> **WHAT YOU HAVE TO DO**
Reproduce the rows verbatim, from the first row through the row that contains "text-line: 都一视同仁，无论身份凹凸，无论职业好坏，无论他来自城市或者是 (200, 748, 1244, 789)", including both.

_ _ _ _

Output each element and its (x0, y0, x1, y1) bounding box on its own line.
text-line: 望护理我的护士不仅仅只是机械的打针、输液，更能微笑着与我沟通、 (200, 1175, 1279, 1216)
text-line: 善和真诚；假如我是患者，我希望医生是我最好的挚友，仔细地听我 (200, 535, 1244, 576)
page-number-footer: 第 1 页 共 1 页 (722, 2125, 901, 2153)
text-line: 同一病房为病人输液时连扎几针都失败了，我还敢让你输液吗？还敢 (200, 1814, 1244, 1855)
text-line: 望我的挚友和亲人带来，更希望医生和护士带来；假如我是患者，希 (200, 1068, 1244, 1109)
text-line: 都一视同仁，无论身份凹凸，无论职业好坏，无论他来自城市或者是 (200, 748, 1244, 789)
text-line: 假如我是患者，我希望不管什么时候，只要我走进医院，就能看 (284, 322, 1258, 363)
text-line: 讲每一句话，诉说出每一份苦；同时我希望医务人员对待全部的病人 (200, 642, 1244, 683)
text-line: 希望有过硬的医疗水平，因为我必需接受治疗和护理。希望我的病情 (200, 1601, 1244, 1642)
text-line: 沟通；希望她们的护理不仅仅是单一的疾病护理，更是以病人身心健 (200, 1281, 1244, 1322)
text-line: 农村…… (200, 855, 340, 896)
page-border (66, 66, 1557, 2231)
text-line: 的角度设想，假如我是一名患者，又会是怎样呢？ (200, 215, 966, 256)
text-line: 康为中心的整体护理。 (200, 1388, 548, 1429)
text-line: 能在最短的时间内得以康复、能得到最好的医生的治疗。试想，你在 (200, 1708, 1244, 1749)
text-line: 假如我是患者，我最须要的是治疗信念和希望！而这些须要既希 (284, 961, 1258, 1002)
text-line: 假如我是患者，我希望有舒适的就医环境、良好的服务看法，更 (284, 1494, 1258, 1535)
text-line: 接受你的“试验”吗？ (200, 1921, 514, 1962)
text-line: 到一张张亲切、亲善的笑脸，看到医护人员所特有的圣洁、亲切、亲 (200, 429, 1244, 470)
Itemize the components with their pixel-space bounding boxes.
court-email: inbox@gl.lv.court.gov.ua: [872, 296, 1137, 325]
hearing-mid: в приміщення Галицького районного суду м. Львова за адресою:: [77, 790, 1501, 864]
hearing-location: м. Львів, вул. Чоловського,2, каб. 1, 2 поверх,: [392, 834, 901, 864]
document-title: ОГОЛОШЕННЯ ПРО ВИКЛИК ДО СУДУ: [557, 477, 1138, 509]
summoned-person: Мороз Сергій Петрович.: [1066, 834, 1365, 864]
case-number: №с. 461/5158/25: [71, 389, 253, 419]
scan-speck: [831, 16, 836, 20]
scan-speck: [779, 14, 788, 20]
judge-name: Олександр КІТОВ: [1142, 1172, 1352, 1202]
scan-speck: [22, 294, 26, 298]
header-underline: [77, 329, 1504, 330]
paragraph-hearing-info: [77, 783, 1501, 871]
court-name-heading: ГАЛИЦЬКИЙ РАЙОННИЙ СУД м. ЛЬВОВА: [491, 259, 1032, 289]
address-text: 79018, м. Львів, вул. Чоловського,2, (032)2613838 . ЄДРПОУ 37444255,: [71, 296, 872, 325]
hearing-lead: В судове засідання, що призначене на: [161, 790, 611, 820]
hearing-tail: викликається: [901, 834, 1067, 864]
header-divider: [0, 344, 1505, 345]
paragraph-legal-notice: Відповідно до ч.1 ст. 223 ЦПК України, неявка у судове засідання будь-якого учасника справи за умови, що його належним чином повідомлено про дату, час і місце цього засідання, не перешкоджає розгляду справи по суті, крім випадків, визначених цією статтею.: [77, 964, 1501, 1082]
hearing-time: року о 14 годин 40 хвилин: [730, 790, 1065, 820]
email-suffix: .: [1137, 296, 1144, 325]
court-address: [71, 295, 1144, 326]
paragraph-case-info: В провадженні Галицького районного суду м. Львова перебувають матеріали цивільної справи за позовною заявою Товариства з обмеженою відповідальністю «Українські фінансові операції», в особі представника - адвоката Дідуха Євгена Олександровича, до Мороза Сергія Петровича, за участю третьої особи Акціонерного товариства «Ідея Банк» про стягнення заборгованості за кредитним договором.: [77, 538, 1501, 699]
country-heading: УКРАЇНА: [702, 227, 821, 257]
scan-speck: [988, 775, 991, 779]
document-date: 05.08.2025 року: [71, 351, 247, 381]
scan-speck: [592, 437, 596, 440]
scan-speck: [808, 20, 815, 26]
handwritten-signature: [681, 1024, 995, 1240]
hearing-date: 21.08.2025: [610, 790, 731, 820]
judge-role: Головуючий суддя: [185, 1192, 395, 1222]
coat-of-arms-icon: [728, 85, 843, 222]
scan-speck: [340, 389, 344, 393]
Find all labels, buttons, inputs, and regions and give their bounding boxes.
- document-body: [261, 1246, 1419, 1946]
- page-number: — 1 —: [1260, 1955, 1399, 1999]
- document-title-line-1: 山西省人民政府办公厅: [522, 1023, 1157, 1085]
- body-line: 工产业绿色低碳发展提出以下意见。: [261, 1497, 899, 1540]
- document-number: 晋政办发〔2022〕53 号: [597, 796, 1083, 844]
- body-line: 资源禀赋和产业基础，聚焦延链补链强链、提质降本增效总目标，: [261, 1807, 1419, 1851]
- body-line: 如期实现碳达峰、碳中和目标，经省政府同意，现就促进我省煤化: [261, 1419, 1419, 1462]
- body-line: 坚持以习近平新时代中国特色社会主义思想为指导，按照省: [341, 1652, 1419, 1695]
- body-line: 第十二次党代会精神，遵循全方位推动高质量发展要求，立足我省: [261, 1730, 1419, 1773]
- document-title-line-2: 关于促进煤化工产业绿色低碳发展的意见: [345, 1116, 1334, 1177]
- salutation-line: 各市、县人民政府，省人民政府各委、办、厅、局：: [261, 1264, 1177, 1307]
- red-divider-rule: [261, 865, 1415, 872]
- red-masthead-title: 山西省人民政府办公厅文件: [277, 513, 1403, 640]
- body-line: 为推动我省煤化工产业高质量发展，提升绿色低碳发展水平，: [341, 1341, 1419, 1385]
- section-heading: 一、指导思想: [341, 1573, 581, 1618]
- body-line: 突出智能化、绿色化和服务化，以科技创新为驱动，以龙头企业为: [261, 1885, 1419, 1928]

_ _ _ _

> **TASK ANSWER**
Output each element and its (x0, y0, x1, y1) bounding box on its own line.
text-line: 望护理我的护士不仅仅只是机械的打针、输液，更能微笑着与我沟通、 (200, 1175, 1279, 1216)
text-line: 善和真诚；假如我是患者，我希望医生是我最好的挚友，仔细地听我 (200, 535, 1244, 576)
page-number-footer: 第 1 页 共 1 页 (722, 2125, 901, 2153)
text-line: 同一病房为病人输液时连扎几针都失败了，我还敢让你输液吗？还敢 (200, 1814, 1244, 1855)
text-line: 望我的挚友和亲人带来，更希望医生和护士带来；假如我是患者，希 (200, 1068, 1244, 1109)
text-line: 都一视同仁，无论身份凹凸，无论职业好坏，无论他来自城市或者是 (200, 748, 1244, 789)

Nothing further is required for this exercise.